§ **SELECTED PASSAGE**

────────────────────

Personal information
- Date of birth: 20 November 1953 (age 72)
- Place of birth: Győr, Hungary

Managerial career
- Years: Team
- 1999-2000: Vasas
- 2000-2001: Debrecen
- 2001: Vasas
- 2002-2003: Sopron
- 2005-2007: Puskás
- 2010-2011: Vasas
- 2013-2014: Békéscsaba
- 2018: Puskás
- 2019: Puskás

= András Komjáti =

Hungarian footballer

András Komjáti (born 20 November 1953) is a Hungarian professional football manager and former player.

== Career==
He won the 1976–77 Nemzeti Bajnokság I season with Vasas SC.

== Managerial career ==

=== Debrecen ===
On 15 December 2000, he was appointed as the manager of Debreceni VSC.

He managed Debreceni VSC in the 2000–01 Nemzeti Bajnokság I season.

=== Vasas ===
In 2011, he was appointed as the manager of Vasas SC. Later in that year, he was sacked.

=== Sopron ===
He was appointed as the manager of FC Sopron.

=== Békéscsaba ===

On 4 April 2013, he was appointed as the manager of Békéscsaba 1912 Előre. He will help József Pásztor.

=== Puskás ===
On 12 June 2017, he was appointed as the club director of Puskás Akadémia FC.

On 8 December 2018, he was appointed as an interim manager of Puskás Akadémia FC after Miklós Benczés was sacked.

────────────────────

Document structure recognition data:

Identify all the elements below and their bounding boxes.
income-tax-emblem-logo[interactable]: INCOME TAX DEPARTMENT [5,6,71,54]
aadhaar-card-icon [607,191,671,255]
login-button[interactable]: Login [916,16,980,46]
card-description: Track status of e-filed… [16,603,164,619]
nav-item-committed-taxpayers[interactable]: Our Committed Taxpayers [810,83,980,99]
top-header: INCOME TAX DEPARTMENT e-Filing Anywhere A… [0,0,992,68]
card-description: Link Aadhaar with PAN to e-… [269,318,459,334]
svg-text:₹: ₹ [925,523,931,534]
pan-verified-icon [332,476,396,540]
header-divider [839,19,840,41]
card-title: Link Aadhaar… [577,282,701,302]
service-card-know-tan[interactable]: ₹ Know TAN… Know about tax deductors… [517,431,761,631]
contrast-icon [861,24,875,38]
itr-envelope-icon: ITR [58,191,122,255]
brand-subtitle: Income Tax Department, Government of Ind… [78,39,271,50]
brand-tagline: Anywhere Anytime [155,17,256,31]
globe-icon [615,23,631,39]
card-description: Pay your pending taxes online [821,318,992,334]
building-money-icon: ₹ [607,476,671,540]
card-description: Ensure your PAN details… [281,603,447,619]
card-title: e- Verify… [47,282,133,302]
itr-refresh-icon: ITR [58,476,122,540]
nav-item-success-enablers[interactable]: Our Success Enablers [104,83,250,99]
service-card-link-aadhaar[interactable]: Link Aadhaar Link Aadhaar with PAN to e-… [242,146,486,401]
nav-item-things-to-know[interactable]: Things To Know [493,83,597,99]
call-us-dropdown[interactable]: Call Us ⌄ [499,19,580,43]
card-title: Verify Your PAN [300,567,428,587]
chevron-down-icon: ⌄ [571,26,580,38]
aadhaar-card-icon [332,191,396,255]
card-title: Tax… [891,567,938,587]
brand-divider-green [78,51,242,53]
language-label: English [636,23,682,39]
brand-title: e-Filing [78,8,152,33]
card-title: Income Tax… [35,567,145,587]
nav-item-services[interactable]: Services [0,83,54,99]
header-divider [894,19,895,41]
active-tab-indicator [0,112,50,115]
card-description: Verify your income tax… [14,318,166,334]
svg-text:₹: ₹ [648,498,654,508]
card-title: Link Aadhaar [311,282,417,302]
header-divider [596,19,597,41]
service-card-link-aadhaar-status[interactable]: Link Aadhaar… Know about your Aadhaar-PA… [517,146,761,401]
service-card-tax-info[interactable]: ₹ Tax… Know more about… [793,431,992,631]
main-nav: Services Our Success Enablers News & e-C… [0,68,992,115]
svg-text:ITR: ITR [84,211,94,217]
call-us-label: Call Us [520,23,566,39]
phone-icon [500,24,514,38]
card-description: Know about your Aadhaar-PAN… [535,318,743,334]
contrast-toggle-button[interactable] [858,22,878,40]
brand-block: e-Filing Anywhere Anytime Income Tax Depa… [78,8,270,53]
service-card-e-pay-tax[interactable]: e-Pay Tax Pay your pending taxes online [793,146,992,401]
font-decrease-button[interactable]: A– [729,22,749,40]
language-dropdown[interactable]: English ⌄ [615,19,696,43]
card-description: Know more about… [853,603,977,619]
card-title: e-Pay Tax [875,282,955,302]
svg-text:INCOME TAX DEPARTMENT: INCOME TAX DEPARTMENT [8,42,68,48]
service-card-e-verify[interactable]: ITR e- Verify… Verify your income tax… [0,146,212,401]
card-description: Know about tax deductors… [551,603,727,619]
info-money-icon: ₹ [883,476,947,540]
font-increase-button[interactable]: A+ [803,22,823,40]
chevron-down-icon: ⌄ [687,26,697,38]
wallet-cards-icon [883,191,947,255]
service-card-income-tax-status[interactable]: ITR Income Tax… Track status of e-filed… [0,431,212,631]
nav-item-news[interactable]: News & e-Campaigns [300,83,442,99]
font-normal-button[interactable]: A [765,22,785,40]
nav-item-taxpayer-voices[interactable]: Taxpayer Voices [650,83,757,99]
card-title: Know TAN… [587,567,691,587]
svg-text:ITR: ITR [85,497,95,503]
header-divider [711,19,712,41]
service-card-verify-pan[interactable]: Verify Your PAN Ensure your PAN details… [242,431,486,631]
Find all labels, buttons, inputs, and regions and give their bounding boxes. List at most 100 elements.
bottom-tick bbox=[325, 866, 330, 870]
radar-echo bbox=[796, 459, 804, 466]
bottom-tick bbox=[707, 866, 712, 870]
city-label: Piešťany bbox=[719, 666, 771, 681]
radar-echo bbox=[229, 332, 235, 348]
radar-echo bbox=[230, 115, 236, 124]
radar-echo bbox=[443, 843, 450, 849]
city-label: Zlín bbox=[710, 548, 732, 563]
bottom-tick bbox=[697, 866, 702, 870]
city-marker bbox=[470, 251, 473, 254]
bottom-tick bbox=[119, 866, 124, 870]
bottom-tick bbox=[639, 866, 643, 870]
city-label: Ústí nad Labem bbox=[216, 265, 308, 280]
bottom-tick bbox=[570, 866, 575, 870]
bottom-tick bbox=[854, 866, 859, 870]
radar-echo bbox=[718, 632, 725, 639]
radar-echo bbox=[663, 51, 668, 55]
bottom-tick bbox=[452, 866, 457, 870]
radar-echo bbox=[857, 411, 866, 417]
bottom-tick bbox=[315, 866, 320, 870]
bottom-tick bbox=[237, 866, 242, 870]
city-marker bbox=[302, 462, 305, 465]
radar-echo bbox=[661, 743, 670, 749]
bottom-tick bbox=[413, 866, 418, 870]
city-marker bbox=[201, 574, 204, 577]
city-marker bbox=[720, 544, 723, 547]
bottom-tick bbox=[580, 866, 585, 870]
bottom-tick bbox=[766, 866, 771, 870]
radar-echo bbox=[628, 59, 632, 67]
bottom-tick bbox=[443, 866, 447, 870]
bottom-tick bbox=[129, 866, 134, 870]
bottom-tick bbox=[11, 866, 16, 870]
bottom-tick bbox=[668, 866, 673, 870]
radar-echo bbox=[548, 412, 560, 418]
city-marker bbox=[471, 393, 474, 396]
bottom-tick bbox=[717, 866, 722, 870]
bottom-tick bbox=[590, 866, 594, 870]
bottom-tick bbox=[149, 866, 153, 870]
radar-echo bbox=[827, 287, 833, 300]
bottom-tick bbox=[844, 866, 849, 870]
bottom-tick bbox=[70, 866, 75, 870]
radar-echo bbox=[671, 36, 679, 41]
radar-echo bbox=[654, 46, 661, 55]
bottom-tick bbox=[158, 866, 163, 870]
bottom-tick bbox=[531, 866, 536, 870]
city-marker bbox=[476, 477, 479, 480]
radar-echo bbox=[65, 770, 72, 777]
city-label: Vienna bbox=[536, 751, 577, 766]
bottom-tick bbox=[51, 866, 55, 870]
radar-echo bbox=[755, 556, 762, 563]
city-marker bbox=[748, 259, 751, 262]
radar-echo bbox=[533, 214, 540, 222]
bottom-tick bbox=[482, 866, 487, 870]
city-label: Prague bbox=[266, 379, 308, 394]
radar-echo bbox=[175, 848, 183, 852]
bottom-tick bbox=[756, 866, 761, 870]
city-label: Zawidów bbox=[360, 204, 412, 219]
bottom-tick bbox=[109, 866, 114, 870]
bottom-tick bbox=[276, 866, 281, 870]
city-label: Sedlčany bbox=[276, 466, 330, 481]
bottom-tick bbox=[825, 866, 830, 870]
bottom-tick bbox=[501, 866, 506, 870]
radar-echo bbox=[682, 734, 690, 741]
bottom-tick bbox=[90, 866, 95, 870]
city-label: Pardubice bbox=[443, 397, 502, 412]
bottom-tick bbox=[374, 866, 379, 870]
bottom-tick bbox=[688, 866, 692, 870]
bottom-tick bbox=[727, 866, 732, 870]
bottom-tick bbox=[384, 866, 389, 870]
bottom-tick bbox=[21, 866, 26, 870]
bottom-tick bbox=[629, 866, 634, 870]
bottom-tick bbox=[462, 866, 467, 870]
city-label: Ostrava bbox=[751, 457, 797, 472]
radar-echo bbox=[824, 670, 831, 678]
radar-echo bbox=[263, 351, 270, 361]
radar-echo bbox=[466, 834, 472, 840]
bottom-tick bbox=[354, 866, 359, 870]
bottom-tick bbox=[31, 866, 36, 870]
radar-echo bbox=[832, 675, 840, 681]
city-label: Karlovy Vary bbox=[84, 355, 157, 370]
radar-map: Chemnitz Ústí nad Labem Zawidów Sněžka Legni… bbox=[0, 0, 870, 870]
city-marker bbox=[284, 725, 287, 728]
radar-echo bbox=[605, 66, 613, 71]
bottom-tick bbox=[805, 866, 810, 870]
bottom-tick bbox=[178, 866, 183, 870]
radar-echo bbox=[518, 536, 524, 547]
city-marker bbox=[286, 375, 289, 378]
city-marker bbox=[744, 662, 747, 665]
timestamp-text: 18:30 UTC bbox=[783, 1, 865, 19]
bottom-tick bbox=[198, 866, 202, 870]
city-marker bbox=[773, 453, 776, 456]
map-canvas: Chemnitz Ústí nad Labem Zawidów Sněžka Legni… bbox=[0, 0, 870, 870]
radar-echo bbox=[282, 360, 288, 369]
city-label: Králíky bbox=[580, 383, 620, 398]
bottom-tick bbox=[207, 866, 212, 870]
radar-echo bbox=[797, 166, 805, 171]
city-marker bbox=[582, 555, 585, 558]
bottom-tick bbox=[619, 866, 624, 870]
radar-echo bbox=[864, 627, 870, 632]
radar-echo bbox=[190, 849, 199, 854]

────────────────────

According to the András Komjáti article, which league season did he win as a player with Vasas SC?

§ **WRITTEN RESPONSE**
The 1976–77 Nemzeti Bajnokság I season.